> _Supplied data_
= = =

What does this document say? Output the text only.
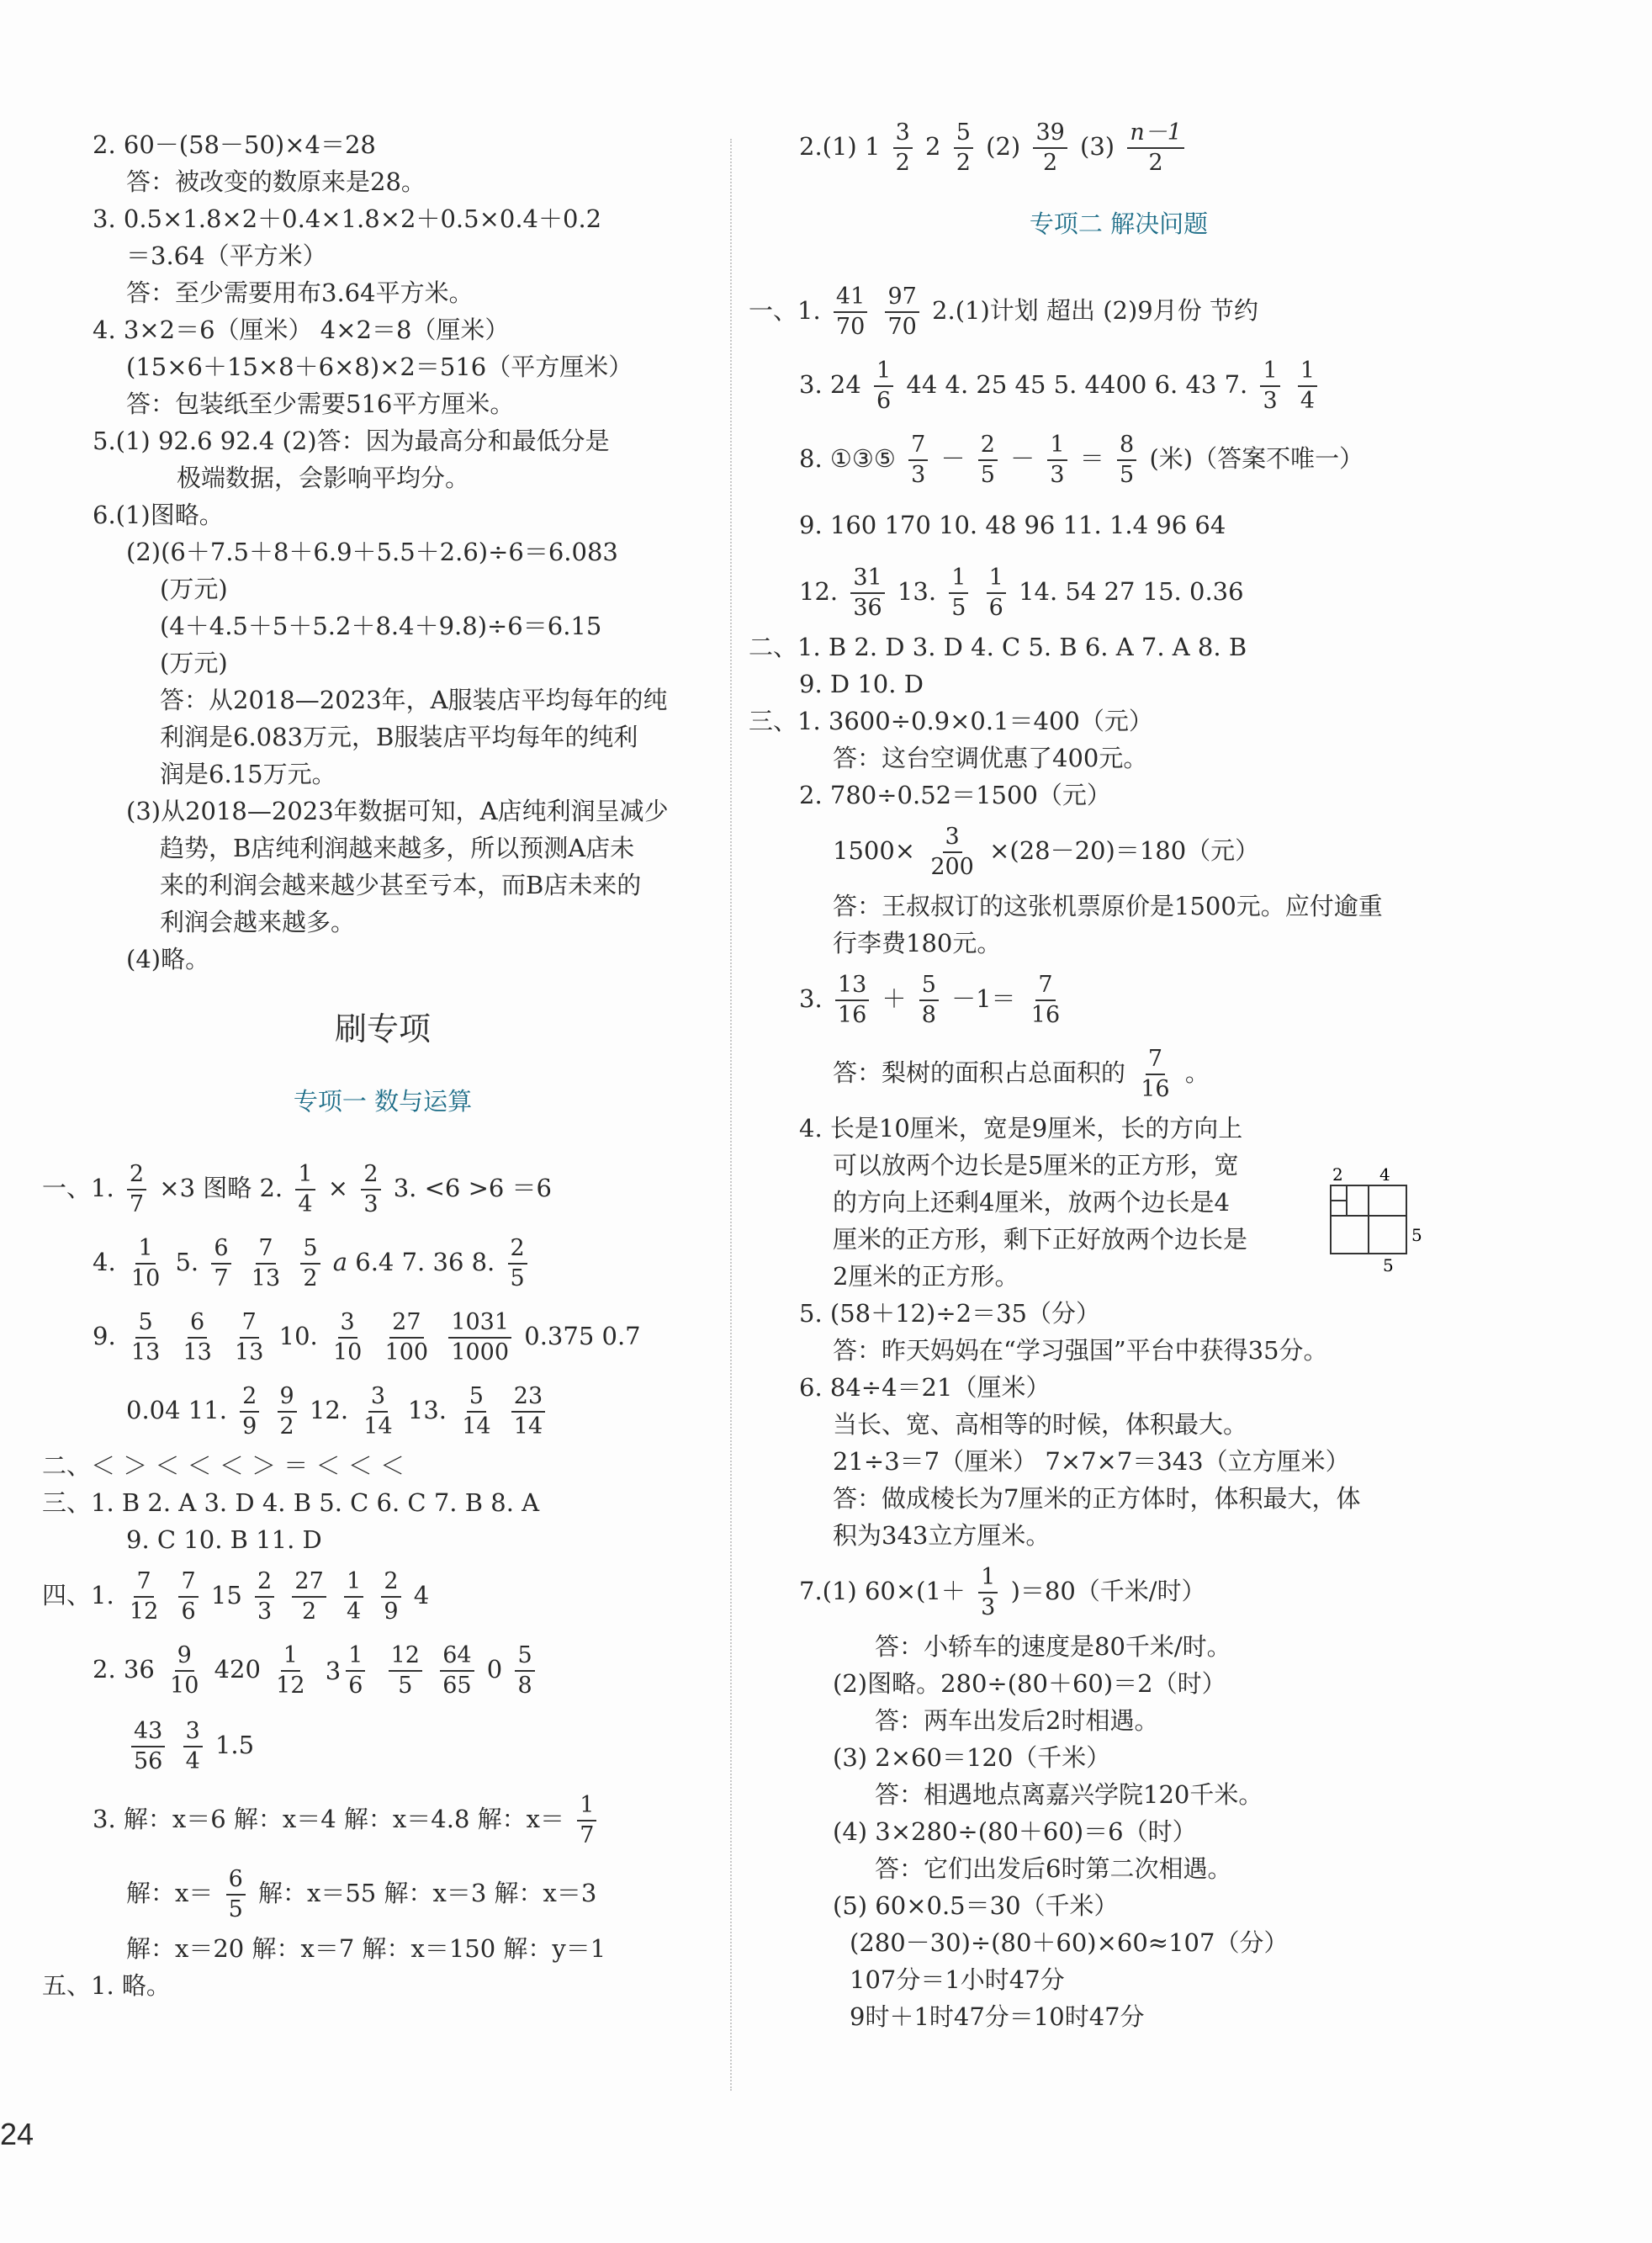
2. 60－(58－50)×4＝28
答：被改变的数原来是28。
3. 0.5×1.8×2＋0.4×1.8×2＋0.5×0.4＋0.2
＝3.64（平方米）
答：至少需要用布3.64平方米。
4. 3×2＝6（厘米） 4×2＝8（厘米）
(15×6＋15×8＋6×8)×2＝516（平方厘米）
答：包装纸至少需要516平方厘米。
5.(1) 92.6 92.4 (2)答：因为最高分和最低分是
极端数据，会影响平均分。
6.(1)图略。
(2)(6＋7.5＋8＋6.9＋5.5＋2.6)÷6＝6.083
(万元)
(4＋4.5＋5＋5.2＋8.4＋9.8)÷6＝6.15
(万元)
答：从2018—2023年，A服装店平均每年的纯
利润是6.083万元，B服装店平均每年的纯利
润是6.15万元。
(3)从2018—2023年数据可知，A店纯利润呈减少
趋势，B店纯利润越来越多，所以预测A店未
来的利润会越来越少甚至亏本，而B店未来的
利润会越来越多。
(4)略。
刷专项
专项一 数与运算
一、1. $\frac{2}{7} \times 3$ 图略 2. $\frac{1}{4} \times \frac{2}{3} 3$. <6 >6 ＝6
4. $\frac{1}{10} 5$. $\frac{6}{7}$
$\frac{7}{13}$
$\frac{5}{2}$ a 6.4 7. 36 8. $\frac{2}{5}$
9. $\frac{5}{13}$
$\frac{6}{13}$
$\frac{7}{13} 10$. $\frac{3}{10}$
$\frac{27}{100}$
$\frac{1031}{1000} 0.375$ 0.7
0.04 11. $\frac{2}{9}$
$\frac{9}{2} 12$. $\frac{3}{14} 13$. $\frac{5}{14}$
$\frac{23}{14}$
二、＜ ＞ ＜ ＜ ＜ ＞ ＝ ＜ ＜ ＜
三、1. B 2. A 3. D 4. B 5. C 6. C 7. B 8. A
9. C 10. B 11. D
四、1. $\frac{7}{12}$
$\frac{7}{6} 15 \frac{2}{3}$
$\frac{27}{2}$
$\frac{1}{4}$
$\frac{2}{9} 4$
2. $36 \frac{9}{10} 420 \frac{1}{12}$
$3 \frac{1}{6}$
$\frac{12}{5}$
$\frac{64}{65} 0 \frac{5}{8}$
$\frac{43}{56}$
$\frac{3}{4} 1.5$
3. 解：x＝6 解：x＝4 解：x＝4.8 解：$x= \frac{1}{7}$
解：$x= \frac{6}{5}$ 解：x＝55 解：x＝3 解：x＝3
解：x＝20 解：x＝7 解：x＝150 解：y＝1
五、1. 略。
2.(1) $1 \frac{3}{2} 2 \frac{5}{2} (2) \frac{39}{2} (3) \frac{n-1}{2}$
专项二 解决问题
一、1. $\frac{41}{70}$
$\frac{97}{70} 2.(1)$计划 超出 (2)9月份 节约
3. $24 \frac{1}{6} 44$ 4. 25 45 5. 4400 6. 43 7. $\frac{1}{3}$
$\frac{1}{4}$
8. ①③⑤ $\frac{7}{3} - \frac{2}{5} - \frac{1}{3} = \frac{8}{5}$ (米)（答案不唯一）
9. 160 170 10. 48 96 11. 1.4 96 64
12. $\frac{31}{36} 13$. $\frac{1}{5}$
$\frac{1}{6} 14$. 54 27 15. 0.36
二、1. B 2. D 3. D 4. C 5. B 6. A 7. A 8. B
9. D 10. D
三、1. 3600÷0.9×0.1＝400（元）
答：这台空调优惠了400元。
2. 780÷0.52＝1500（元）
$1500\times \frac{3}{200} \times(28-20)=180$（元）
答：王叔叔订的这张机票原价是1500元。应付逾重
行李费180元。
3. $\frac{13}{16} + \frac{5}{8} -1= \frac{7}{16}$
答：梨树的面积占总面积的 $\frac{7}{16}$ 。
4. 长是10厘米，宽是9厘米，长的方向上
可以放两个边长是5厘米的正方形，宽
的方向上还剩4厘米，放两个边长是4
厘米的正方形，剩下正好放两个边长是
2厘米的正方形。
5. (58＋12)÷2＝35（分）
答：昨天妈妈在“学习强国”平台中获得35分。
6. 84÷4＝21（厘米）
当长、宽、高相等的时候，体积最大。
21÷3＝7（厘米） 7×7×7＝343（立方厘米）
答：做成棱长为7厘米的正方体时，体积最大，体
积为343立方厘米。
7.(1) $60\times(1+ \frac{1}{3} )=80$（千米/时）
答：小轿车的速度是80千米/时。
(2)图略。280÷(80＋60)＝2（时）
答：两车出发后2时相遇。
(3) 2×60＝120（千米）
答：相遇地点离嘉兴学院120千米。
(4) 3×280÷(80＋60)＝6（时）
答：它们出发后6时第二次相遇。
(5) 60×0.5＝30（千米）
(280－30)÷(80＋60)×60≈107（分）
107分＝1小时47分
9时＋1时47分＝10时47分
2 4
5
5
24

= = =

> _Exercise prompt_
Collect every line with the string "times" from the records, and copy each.

> _Answer below_
一、1. $\frac{2}{7} \times 3$ 图略 2. $\frac{1}{4} \times \frac{2}{3} 3$. <6 >6 ＝6
$1500\times \frac{3}{200} \times(28-20)=180$（元）
7.(1) $60\times(1+ \frac{1}{3} )=80$（千米/时）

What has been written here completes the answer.